### MATERIAL FOR THE TASK:
.....
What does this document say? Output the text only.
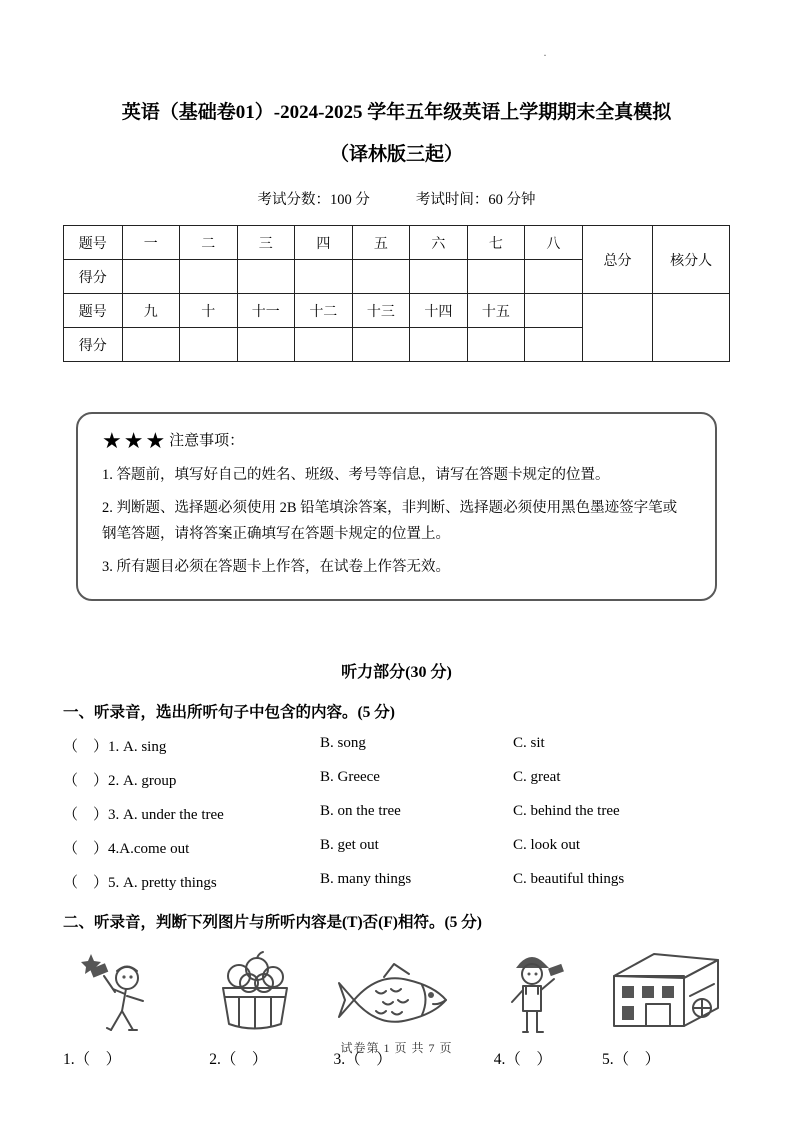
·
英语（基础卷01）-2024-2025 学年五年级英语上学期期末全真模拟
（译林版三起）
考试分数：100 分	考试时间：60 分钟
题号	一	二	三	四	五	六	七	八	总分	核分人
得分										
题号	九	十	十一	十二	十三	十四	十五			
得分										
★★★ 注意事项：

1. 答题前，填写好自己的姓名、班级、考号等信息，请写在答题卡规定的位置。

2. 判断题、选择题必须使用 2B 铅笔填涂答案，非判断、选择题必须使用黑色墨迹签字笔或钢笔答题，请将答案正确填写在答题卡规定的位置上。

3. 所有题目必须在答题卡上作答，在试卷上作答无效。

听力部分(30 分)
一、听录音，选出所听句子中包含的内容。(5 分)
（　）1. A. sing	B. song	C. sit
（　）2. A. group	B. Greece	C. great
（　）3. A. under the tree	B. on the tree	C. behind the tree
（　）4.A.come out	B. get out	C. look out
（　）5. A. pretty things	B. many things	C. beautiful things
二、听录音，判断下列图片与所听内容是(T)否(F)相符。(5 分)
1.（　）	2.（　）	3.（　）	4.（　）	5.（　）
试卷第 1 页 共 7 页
.....
### WORK TO BE COMPLETED:
Transcribe the listing in full and omit the pictures.

### THE RESPONSE:
What does this document say? Output the text only.
·
英语（基础卷01）-2024-2025 学年五年级英语上学期期末全真模拟
（译林版三起）
考试分数：100 分	考试时间：60 分钟
题号	一	二	三	四	五	六	七	八	总分	核分人
得分										
题号	九	十	十一	十二	十三	十四	十五			
得分										
★★★ 注意事项：

1. 答题前，填写好自己的姓名、班级、考号等信息，请写在答题卡规定的位置。

2. 判断题、选择题必须使用 2B 铅笔填涂答案，非判断、选择题必须使用黑色墨迹签字笔或钢笔答题，请将答案正确填写在答题卡规定的位置上。

3. 所有题目必须在答题卡上作答，在试卷上作答无效。

听力部分(30 分)
一、听录音，选出所听句子中包含的内容。(5 分)
（　）1. A. sing	B. song	C. sit
（　）2. A. group	B. Greece	C. great
（　）3. A. under the tree	B. on the tree	C. behind the tree
（　）4.A.come out	B. get out	C. look out
（　）5. A. pretty things	B. many things	C. beautiful things
二、听录音，判断下列图片与所听内容是(T)否(F)相符。(5 分)
1.（　）	2.（　）	3.（　）	4.（　）	5.（　）
试卷第 1 页 共 7 页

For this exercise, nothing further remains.